# [Do this]
Every record must be transcribed in its entirety, apart from the images, which are to be omitted.

++++ Provided records ++++

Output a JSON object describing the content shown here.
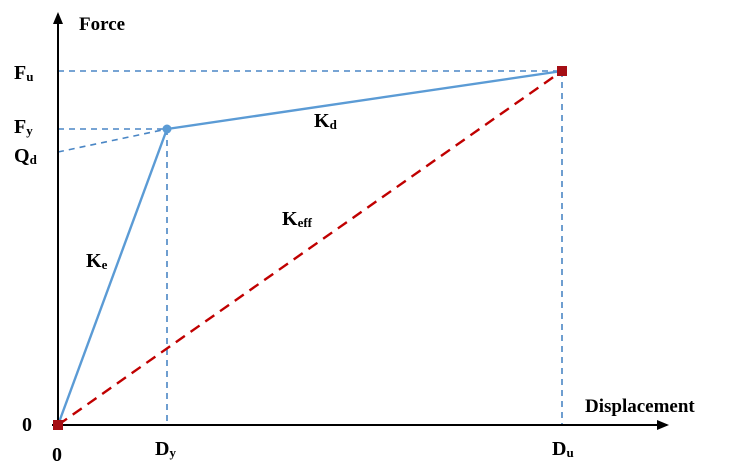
{
  "axes": {
    "y_title": "Force",
    "x_title": "Displacement",
    "origin_y": "0",
    "origin_x": "0"
  },
  "y_ticks": {
    "fu": {
      "main": "F",
      "sub": "u"
    },
    "fy": {
      "main": "F",
      "sub": "y"
    },
    "qd": {
      "main": "Q",
      "sub": "d"
    }
  },
  "x_ticks": {
    "dy": {
      "main": "D",
      "sub": "y"
    },
    "du": {
      "main": "D",
      "sub": "u"
    }
  },
  "line_labels": {
    "kd": {
      "main": "K",
      "sub": "d"
    },
    "ke": {
      "main": "K",
      "sub": "e"
    },
    "keff": {
      "main": "K",
      "sub": "eff"
    }
  },
  "colors": {
    "axis": "#000000",
    "curve": "#5b9bd5",
    "guide": "#4a86c5",
    "secant": "#c00000",
    "point_marker": "#a50f15",
    "yield_marker": "#5b9bd5"
  }
}
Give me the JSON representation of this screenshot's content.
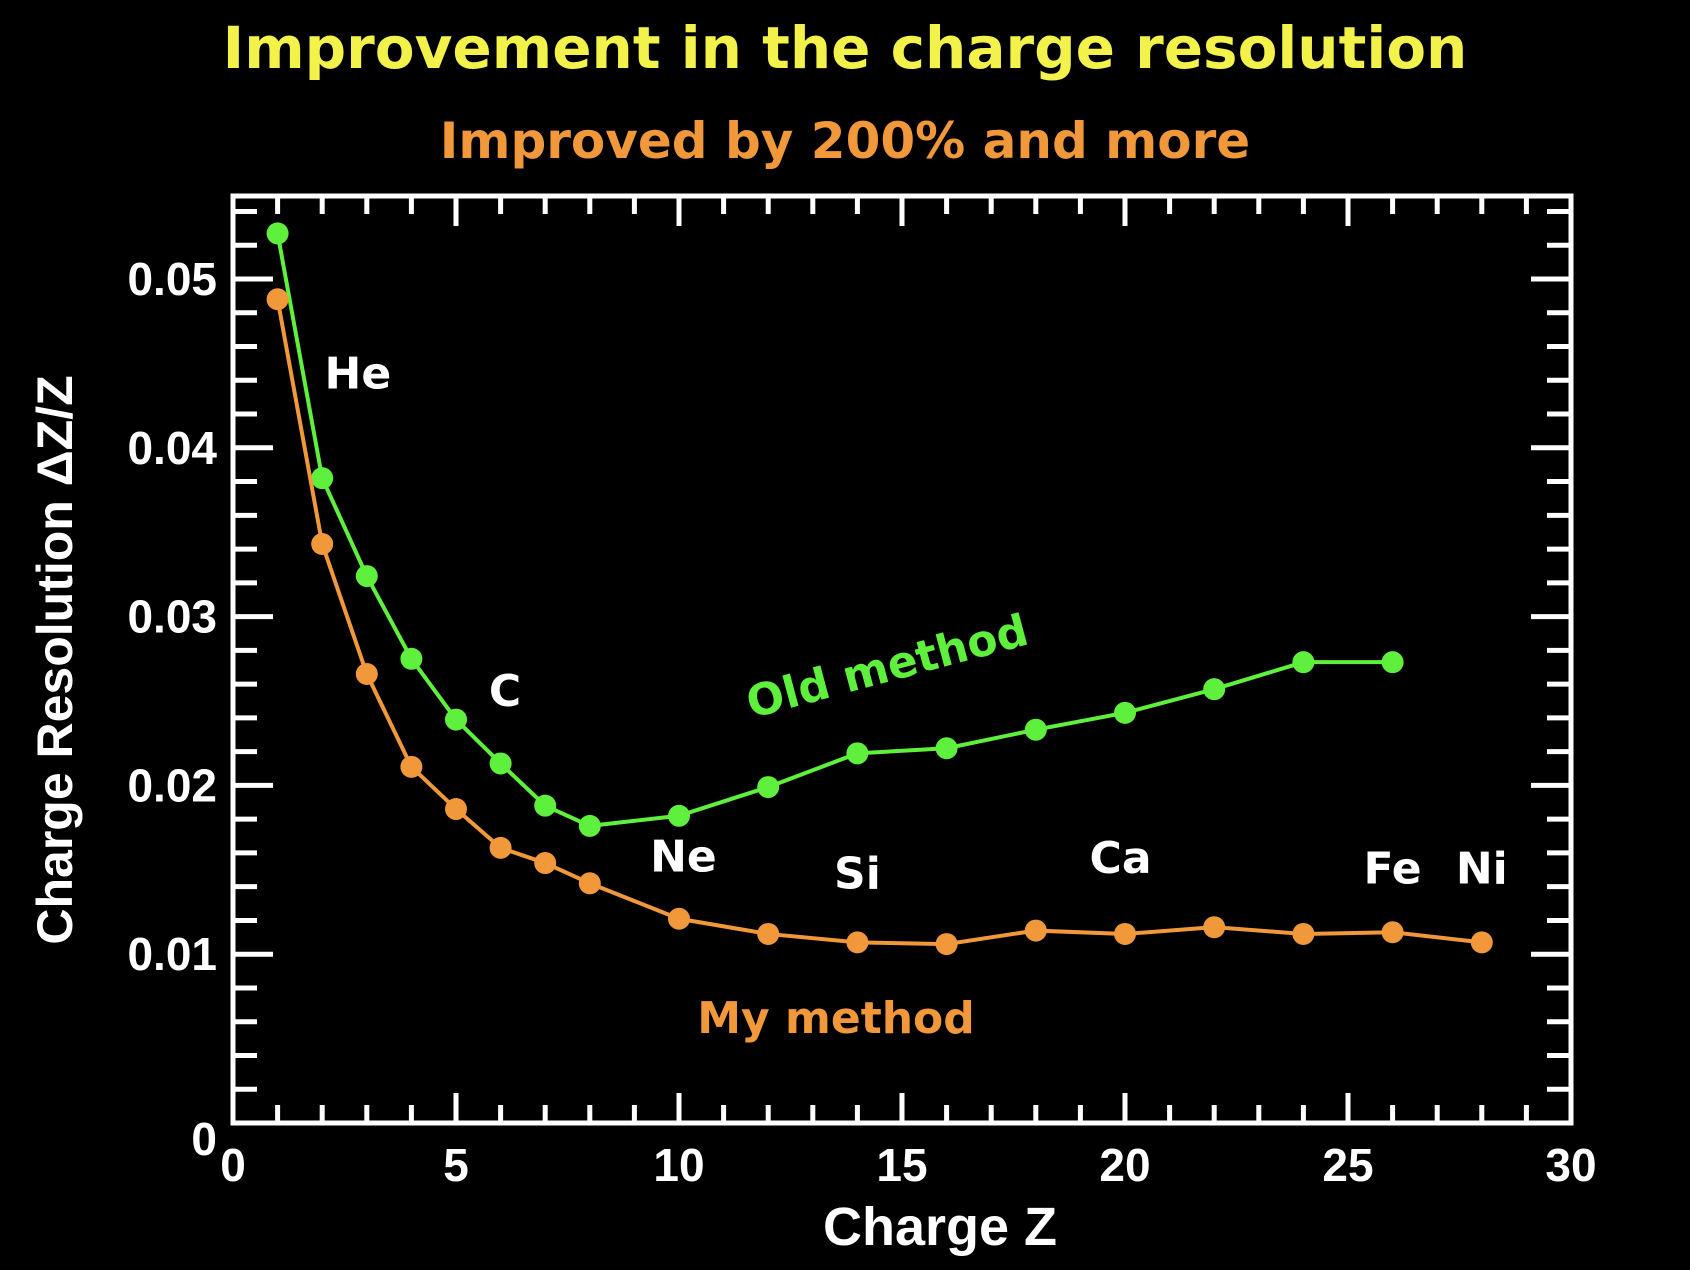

++++

# [Result of the task]
Output a JSON object describing the content shown here.
{
  "axes": {
    "y_title": "Force",
    "x_title": "Displacement",
    "origin_y": "0",
    "origin_x": "0"
  },
  "y_ticks": {
    "fu": {
      "main": "F",
      "sub": "u"
    },
    "fy": {
      "main": "F",
      "sub": "y"
    },
    "qd": {
      "main": "Q",
      "sub": "d"
    }
  },
  "x_ticks": {
    "dy": {
      "main": "D",
      "sub": "y"
    },
    "du": {
      "main": "D",
      "sub": "u"
    }
  },
  "line_labels": {
    "kd": {
      "main": "K",
      "sub": "d"
    },
    "ke": {
      "main": "K",
      "sub": "e"
    },
    "keff": {
      "main": "K",
      "sub": "eff"
    }
  },
  "colors": {
    "axis": "#000000",
    "curve": "#5b9bd5",
    "guide": "#4a86c5",
    "secant": "#c00000",
    "point_marker": "#a50f15",
    "yield_marker": "#5b9bd5"
  }
}
Give me the JSON representation of this screenshot's content.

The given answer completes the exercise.